**Exercise directions:** Images excluded, repeat each entry below exactly.

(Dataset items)
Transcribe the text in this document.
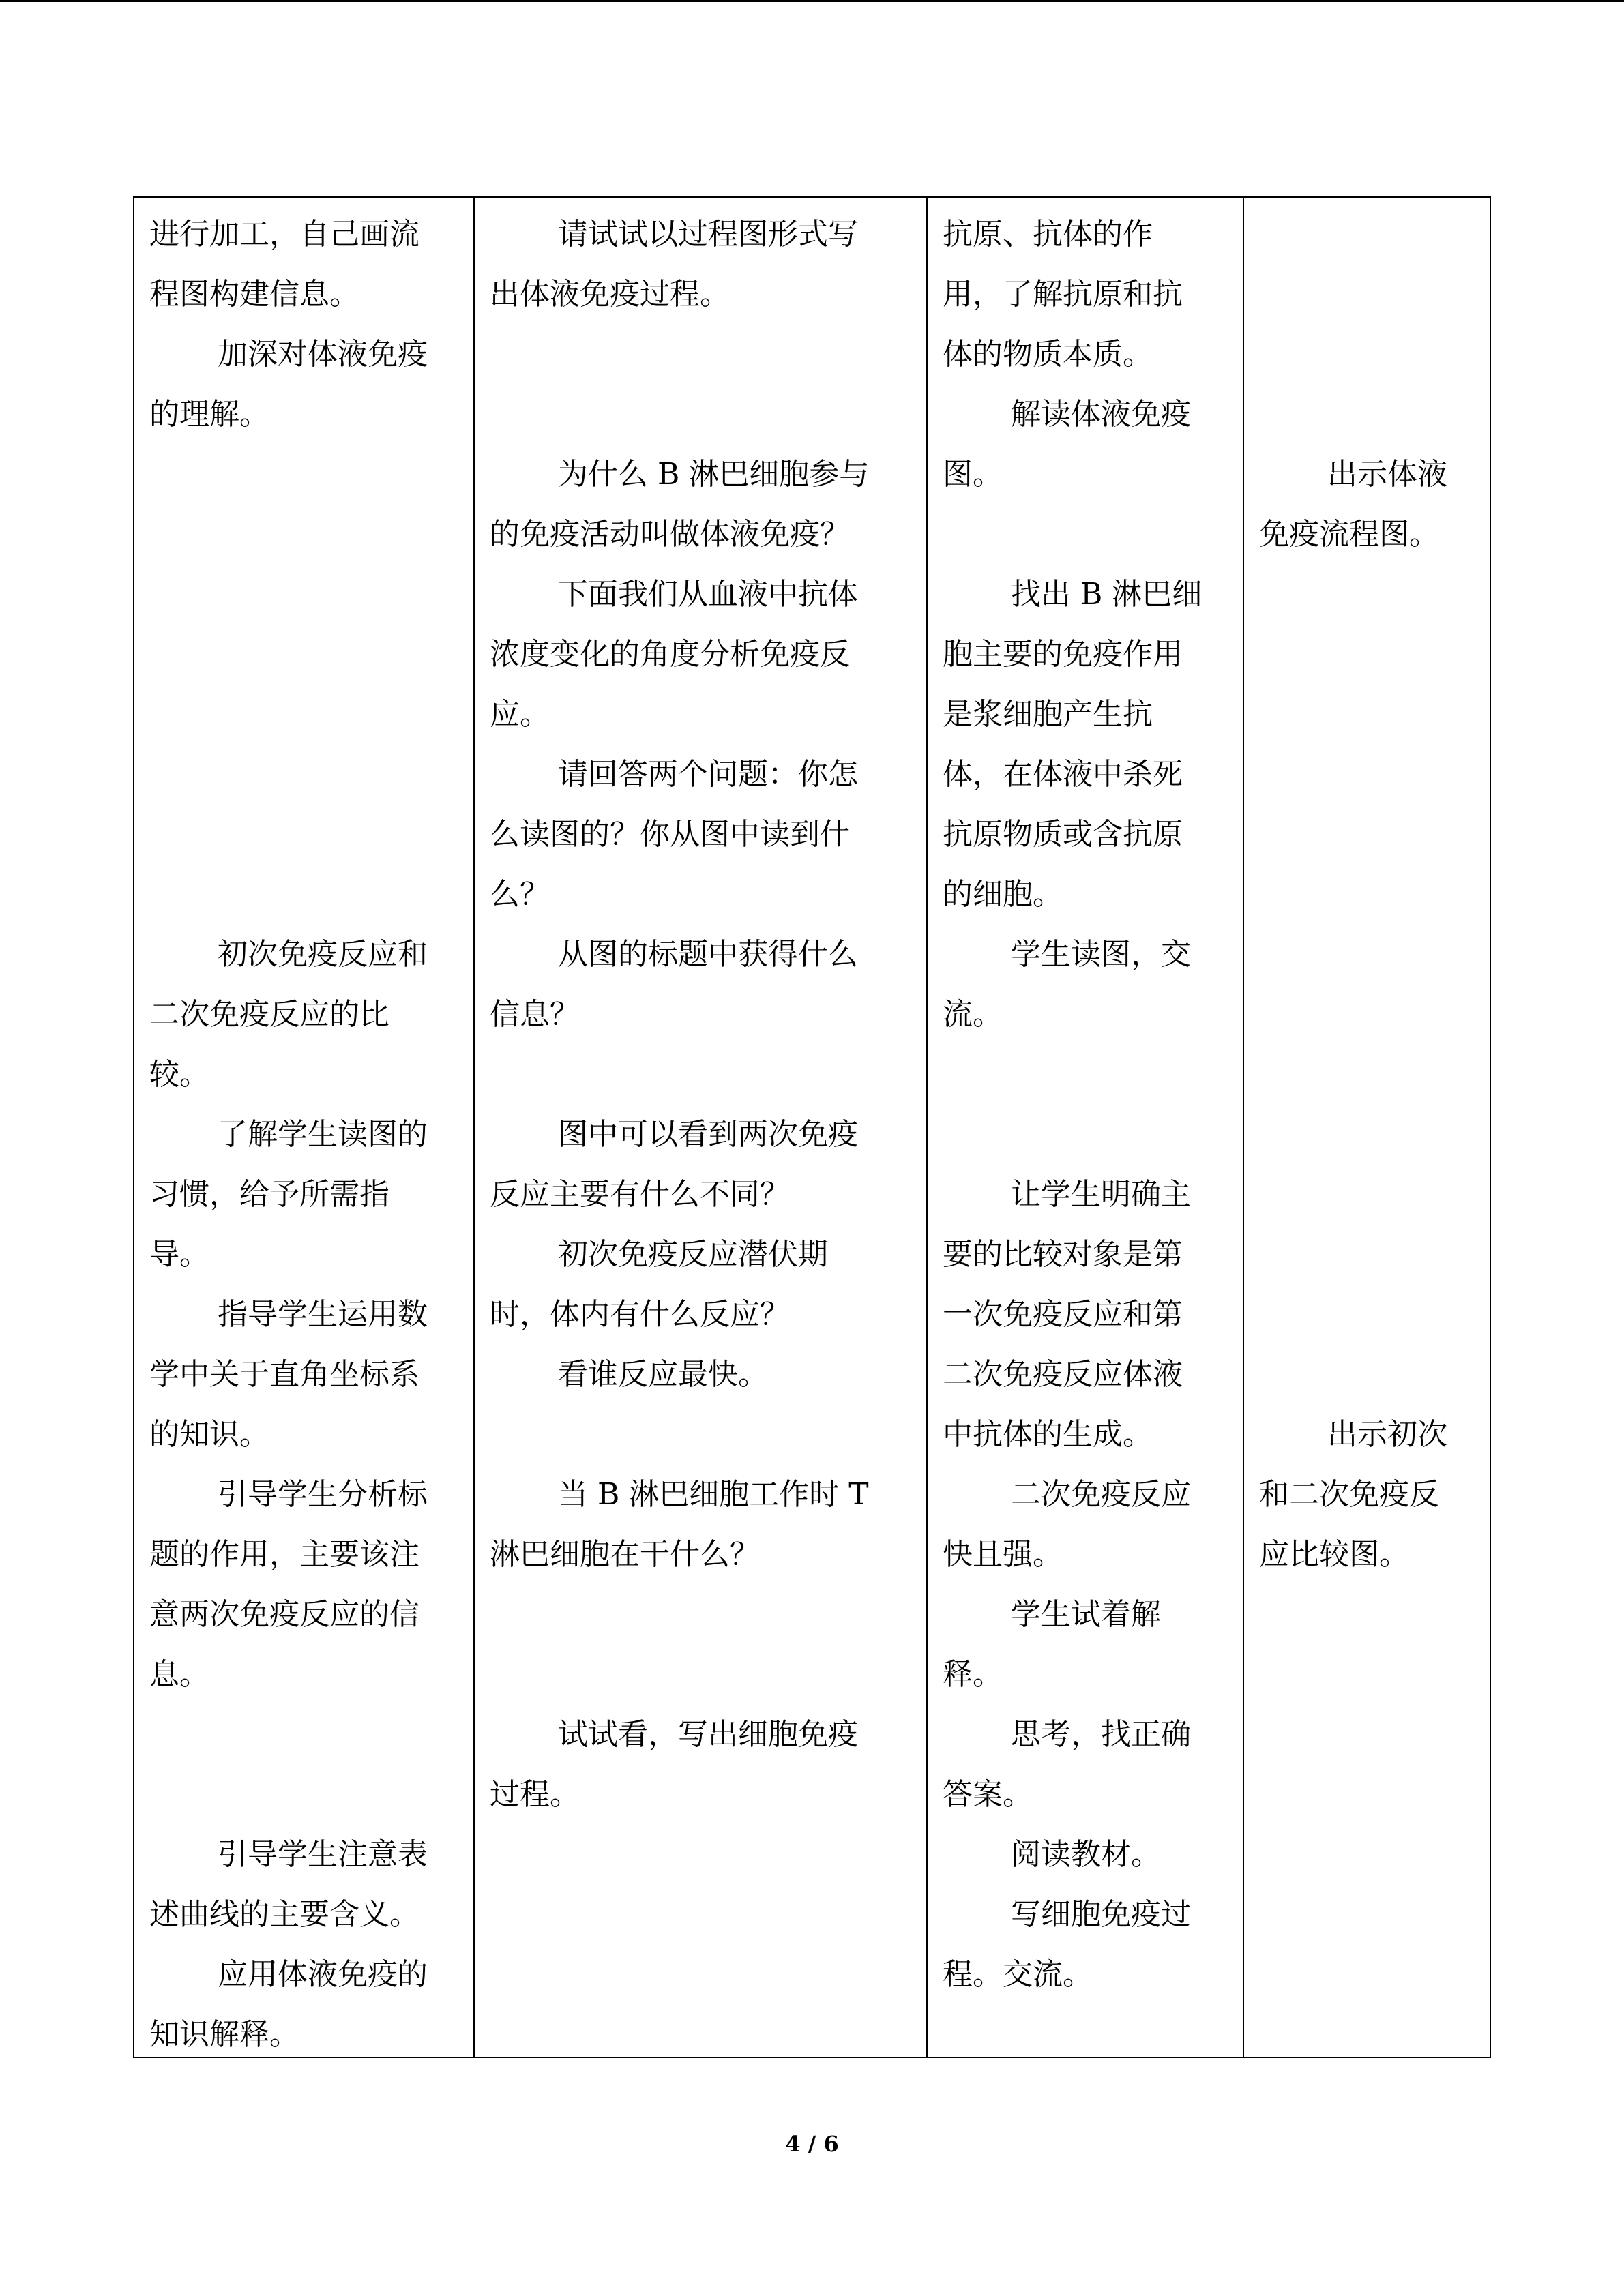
进行加工，自己画流
程图构建信息。
加深对体液免疫
的理解。
初次免疫反应和
二次免疫反应的比
较。
了解学生读图的
习惯，给予所需指
导。
指导学生运用数
学中关于直角坐标系
的知识。
引导学生分析标
题的作用，主要该注
意两次免疫反应的信
息。
引导学生注意表
述曲线的主要含义。
应用体液免疫的
知识解释。
请试试以过程图形式写
出体液免疫过程。
为什么 B 淋巴细胞参与
的免疫活动叫做体液免疫？
下面我们从血液中抗体
浓度变化的角度分析免疫反
应。
请回答两个问题：你怎
么读图的？你从图中读到什
么？
从图的标题中获得什么
信息？
图中可以看到两次免疫
反应主要有什么不同？
初次免疫反应潜伏期
时，体内有什么反应？
看谁反应最快。
当 B 淋巴细胞工作时 T
淋巴细胞在干什么？
试试看，写出细胞免疫
过程。
抗原、抗体的作
用，了解抗原和抗
体的物质本质。
解读体液免疫
图。
找出 B 淋巴细
胞主要的免疫作用
是浆细胞产生抗
体，在体液中杀死
抗原物质或含抗原
的细胞。
学生读图，交
流。
让学生明确主
要的比较对象是第
一次免疫反应和第
二次免疫反应体液
中抗体的生成。
二次免疫反应
快且强。
学生试着解
释。
思考，找正确
答案。
阅读教材。
写细胞免疫过
程。交流。
出示体液
免疫流程图。
出示初次
和二次免疫反
应比较图。
4 / 6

**Solution:**
Transcribe the text in this document.
进行加工，自己画流
程图构建信息。
加深对体液免疫
的理解。
初次免疫反应和
二次免疫反应的比
较。
了解学生读图的
习惯，给予所需指
导。
指导学生运用数
学中关于直角坐标系
的知识。
引导学生分析标
题的作用，主要该注
意两次免疫反应的信
息。
引导学生注意表
述曲线的主要含义。
应用体液免疫的
知识解释。
请试试以过程图形式写
出体液免疫过程。
为什么 B 淋巴细胞参与
的免疫活动叫做体液免疫？
下面我们从血液中抗体
浓度变化的角度分析免疫反
应。
请回答两个问题：你怎
么读图的？你从图中读到什
么？
从图的标题中获得什么
信息？
图中可以看到两次免疫
反应主要有什么不同？
初次免疫反应潜伏期
时，体内有什么反应？
看谁反应最快。
当 B 淋巴细胞工作时 T
淋巴细胞在干什么？
试试看，写出细胞免疫
过程。
抗原、抗体的作
用，了解抗原和抗
体的物质本质。
解读体液免疫
图。
找出 B 淋巴细
胞主要的免疫作用
是浆细胞产生抗
体，在体液中杀死
抗原物质或含抗原
的细胞。
学生读图，交
流。
让学生明确主
要的比较对象是第
一次免疫反应和第
二次免疫反应体液
中抗体的生成。
二次免疫反应
快且强。
学生试着解
释。
思考，找正确
答案。
阅读教材。
写细胞免疫过
程。交流。
出示体液
免疫流程图。
出示初次
和二次免疫反
应比较图。
4 / 6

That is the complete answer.